- Trecho do documento:

A prefeitura alegou que foram distribuídas máscaras, mas, segundo Falcone, só elas não são suficientes. “Do ponto de vista de saúde, o transporte foi inadequado e o serviço continua inadequado. Inclusive o Atende 2 era um lugar muito inadequado do ponto de vista sanitário e de saúde, mas eles podiam lavar a roupa, lavar as mãos, tinham três torneiras que eles tinham acesso livre e agora não tem nenhuma torneira na região inteira”, contesta.

“Esse é um processo que já vem em andamento, que é o processo de especulação imobiliária. Eles querem limpar o Centro ‘daqueles pobres’ para (ser ocupado pela) classe média e a elite. Esse é o grande projeto que está por trás de tudo isso, na verdade”, aponta o psiquiatra.

O único serviço público no local é a polícia 

Uma hora após o encerramento da “transferência”, a Ponte Jornalismo verificou que o chamado fluxo – movimentação de uso e venda de drogas mais intensa – já retornava à rua Helvétia, endereço do Atende 2.

Maria Angélica chegou a alertar para a continuidade da chamada cena de uso, que seguiria, “só que agora com nenhuma outra iniciativa do poder público para garantir a qualidade de vida dos indivíduos”, ressaltou. Mesmo o local do programa estadual de João Doria (PSDB), o Recomeço, que oferece senhas para que as pessoas possam tomar banho, por exemplo, amanheceu fechado nesta quarta, como permaneceu também hoje (quinta-feira). 

A reportagem procurou por três vezes a Secretaria de Desenvolvimento Social, mas não obteve resposta. A expectativa, de acordo com Falcone, é que o serviço seja normalizado na segunda-feira (13). Até lá, a população da região não terá nenhum outro espaço para higiene, com todos fechados.

“Só tem a polícia na rua. É o único serviço público que está presente no local nesse momento e eles têm autorização para dispensar aglomerações. Estamos muito receosos com o que pode acontecer”, teme o ativista. 

Na noite, logo após a desativação do Atende 2, um morador da região, conhecido pelo apelido Meia-Noite, contou, em entrevista ao jornalista Bruno Torturra, do canal Estúdio Fluxo, que as agressões policiais estão aumentando nas últimas semanas.

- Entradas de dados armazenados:
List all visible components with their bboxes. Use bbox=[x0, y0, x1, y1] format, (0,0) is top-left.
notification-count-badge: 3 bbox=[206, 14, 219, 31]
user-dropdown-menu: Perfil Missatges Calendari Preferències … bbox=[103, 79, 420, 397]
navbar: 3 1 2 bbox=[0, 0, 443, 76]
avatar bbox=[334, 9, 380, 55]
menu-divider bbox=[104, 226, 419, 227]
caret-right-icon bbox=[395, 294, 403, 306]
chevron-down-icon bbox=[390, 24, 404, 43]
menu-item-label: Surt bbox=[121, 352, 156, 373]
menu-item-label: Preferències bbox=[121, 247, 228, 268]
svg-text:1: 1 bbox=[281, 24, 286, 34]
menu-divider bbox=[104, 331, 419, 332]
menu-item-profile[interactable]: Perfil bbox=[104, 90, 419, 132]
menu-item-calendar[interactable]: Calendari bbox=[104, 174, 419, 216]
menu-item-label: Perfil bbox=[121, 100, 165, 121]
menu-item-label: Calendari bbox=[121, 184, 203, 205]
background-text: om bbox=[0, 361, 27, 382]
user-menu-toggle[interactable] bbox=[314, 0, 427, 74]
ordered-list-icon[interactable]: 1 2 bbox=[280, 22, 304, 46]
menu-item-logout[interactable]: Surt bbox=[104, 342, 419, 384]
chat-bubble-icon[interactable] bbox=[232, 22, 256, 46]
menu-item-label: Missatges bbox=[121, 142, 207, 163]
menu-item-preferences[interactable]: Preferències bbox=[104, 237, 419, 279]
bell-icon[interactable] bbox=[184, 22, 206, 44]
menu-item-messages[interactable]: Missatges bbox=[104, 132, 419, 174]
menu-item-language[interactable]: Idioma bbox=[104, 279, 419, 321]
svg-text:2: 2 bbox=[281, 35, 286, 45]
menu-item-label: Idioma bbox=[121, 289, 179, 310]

- Tarefas a fazer:
1 > Transcreva o trecho da reportagem sobre o Atende 2 desde "Na noite, logo" até "nas últimas semanas.", inclusive.
2 > Dê sequência à reportagem sobre o Atende 2 a partir da última frase apresentada.
Os registros vêm de outra fonte.

- Respostas em ordem:
1 >
Na noite, logo após a desativação do Atende 2, um morador da região, conhecido pelo apelido Meia-Noite, contou, em entrevista ao jornalista Bruno Torturra, do canal Estúdio Fluxo, que as agressões policiais estão aumentando nas últimas semanas.

2 >
“Estamos precisando de ajuda. Está sem lei nas ruas, não tem lei para eles e para nós”, afirmou apontando para um machucado próximo à boca. “Estamos sem lei aqui, o negócio está feio para nós. Temos medo deles ‘tacarem’ fogo em nós. Agora com o fechamento do Atende eu vejo com uma opressão, um desastre, porque tem muita gente doente”, lamentou. 

Suspeitas de covid-19 

Pouco antes do fechamento do serviço municipal,  o corpo de um homem foi encontrado, por volta das 7h, na rua Helvetia. A Secretaria de Segurança Pública (SSP-SP) confirmou o óbito por meio de nota. 

De acordo com a pasta, um agente da GCM disse que o corpo não apresentava sinais de violência ou agressão física, e que foi solicitado exames periciais e de identificação ao IML. Falcone, que já atuou no Recomeço, conta que tem informações de que a vítima teria 33 anos e estava em tratamento irregular de tubercoluse, e que há suspeitas de que ela tenha sido infectada pelo novo coronavírus. 

Para o psiquiatra, a situação expõe a vulnerabilidade da população. “E agora, essa e a próxima semana, são, na curva, as piores fases de transmissão (do coronavírus), principalmente dos assintomáticos, que transmitem o vírus.”

As próximas medidas

Na ausência do poder público, os movimentos e ONGs articulam campanhas de doação de itens de higiene e insumos. O Conselho Nacional dos Direitos Humanos também afirma que está pressionando a prefeitura para que ela cumpra a decisão da Justiça pela reabertura do Atende 2.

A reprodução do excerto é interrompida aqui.